## Extracted records
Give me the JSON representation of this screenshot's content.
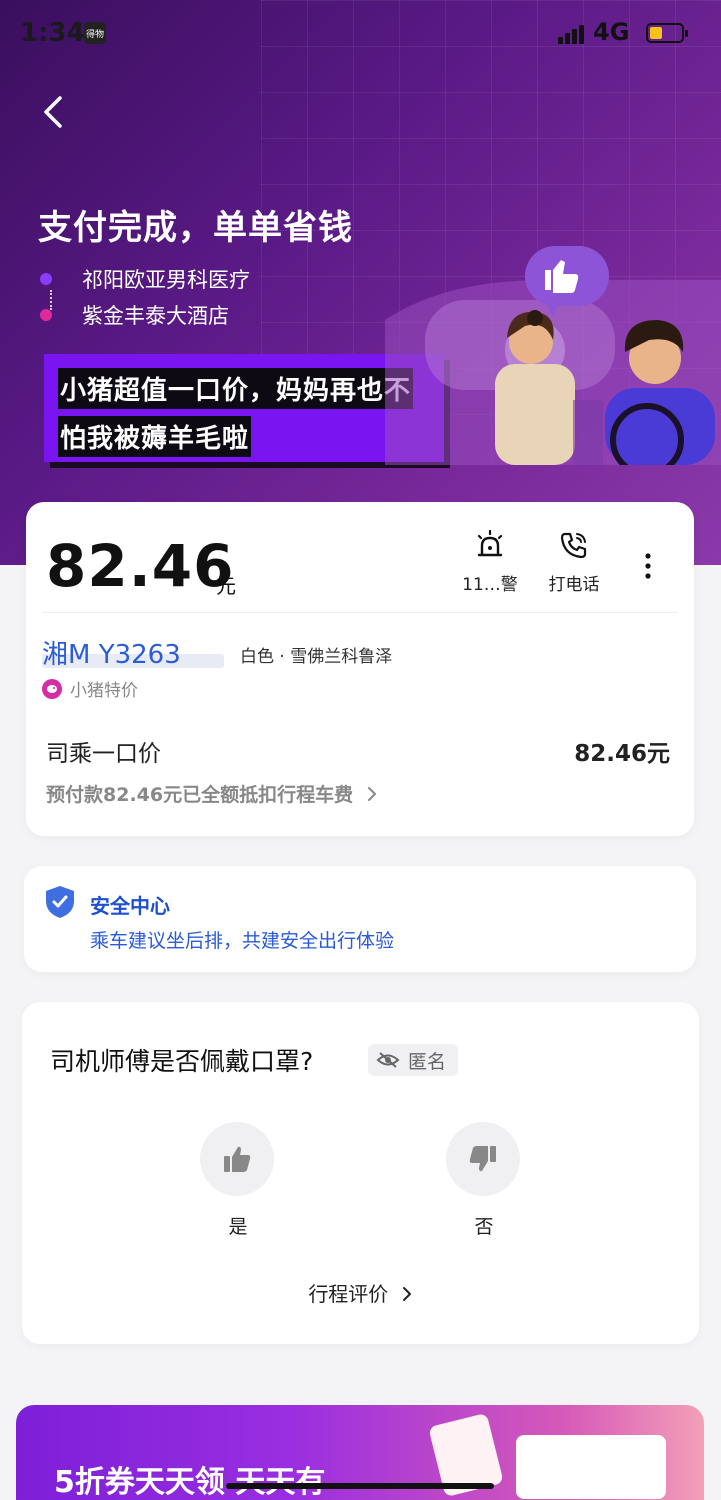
{
  "status_bar": {
    "time": "1:34",
    "badge": "得物",
    "network": "4G"
  },
  "hero": {
    "title": "支付完成，单单省钱",
    "route": {
      "origin": "祁阳欧亚男科医疗",
      "destination": "紫金丰泰大酒店"
    },
    "slogan_line1": "小猪超值一口价，妈妈再也不",
    "slogan_line2": "怕我被薅羊毛啦"
  },
  "trip_card": {
    "price": "82.46",
    "price_unit": "元",
    "actions": {
      "alarm_label": "11…警",
      "call_label": "打电话"
    },
    "plate": "湘M Y3263",
    "car_info": "白色 · 雪佛兰科鲁泽",
    "tag": "小猪特价",
    "fare_label": "司乘一口价",
    "fare_value": "82.46元",
    "fare_note": "预付款82.46元已全额抵扣行程车费"
  },
  "safety": {
    "title": "安全中心",
    "subtitle": "乘车建议坐后排，共建安全出行体验"
  },
  "survey": {
    "question": "司机师傅是否佩戴口罩?",
    "anonymous_label": "匿名",
    "yes_label": "是",
    "no_label": "否",
    "trip_eval_label": "行程评价"
  },
  "promo": {
    "text": "5折券天天领 天天有"
  },
  "colors": {
    "hero_purple": "#5a1a86",
    "slogan_purple": "#7a14f0",
    "plate_blue": "#2b5dd6",
    "safety_blue": "#1e4fd1",
    "tag_pink": "#d42ea6"
  },
  "icons": [
    "back-icon",
    "alarm-icon",
    "phone-icon",
    "more-icon",
    "shield-icon",
    "eye-off-icon",
    "thumbs-up-icon",
    "thumbs-down-icon",
    "chevron-right-icon"
  ]
}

## What to work on
Copy each line in full and exactly, omitting any picture.

## Response to this task
Give me the JSON representation of this screenshot's content.
{
  "status_bar": {
    "time": "1:34",
    "badge": "得物",
    "network": "4G"
  },
  "hero": {
    "title": "支付完成，单单省钱",
    "route": {
      "origin": "祁阳欧亚男科医疗",
      "destination": "紫金丰泰大酒店"
    },
    "slogan_line1": "小猪超值一口价，妈妈再也不",
    "slogan_line2": "怕我被薅羊毛啦"
  },
  "trip_card": {
    "price": "82.46",
    "price_unit": "元",
    "actions": {
      "alarm_label": "11…警",
      "call_label": "打电话"
    },
    "plate": "湘M Y3263",
    "car_info": "白色 · 雪佛兰科鲁泽",
    "tag": "小猪特价",
    "fare_label": "司乘一口价",
    "fare_value": "82.46元",
    "fare_note": "预付款82.46元已全额抵扣行程车费"
  },
  "safety": {
    "title": "安全中心",
    "subtitle": "乘车建议坐后排，共建安全出行体验"
  },
  "survey": {
    "question": "司机师傅是否佩戴口罩?",
    "anonymous_label": "匿名",
    "yes_label": "是",
    "no_label": "否",
    "trip_eval_label": "行程评价"
  },
  "promo": {
    "text": "5折券天天领 天天有"
  },
  "colors": {
    "hero_purple": "#5a1a86",
    "slogan_purple": "#7a14f0",
    "plate_blue": "#2b5dd6",
    "safety_blue": "#1e4fd1",
    "tag_pink": "#d42ea6"
  },
  "icons": [
    "back-icon",
    "alarm-icon",
    "phone-icon",
    "more-icon",
    "shield-icon",
    "eye-off-icon",
    "thumbs-up-icon",
    "thumbs-down-icon",
    "chevron-right-icon"
  ]
}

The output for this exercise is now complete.